▶ Given task: In the records that follow, locate every line with "Systematics" and extract it.

Structured figure records
___

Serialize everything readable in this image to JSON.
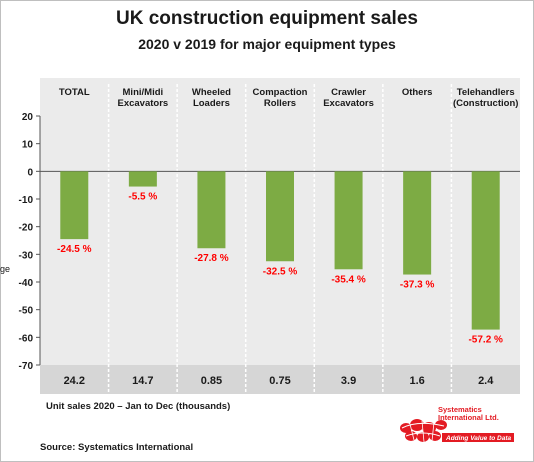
{
  "chart_data": {
    "type": "bar",
    "title": "UK construction equipment sales",
    "subtitle": "2020  v  2019 for major equipment types",
    "ylabel_fragment": "ge",
    "ylim": [
      -70,
      20
    ],
    "yticks": [
      20,
      10,
      0,
      -10,
      -20,
      -30,
      -40,
      -50,
      -60,
      -70
    ],
    "categories": [
      "TOTAL",
      "Mini/Midi\nExcavators",
      "Wheeled\nLoaders",
      "Compaction\nRollers",
      "Crawler\nExcavators",
      "Others",
      "Telehandlers\n(Construction)"
    ],
    "values": [
      -24.5,
      -5.5,
      -27.8,
      -32.5,
      -35.4,
      -37.3,
      -57.2
    ],
    "data_labels": [
      "-24.5 %",
      "-5.5 %",
      "-27.8 %",
      "-32.5 %",
      "-35.4 %",
      "-37.3 %",
      "-57.2 %"
    ],
    "unit_sales": [
      "24.2",
      "14.7",
      "0.85",
      "0.75",
      "3.9",
      "1.6",
      "2.4"
    ],
    "unit_sales_note": "Unit sales 2020 – Jan to Dec  (thousands)",
    "bar_color": "#7dab44",
    "label_color": "#ff0000",
    "grid": false,
    "legend": "none"
  },
  "source": "Source: Systematics International",
  "logo": {
    "name": "Systematics International Ltd.",
    "tagline": "Adding Value to Data"
  }
}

___

▶ Problem solution:
  "source": "Source: Systematics International",
    "name": "Systematics International Ltd.",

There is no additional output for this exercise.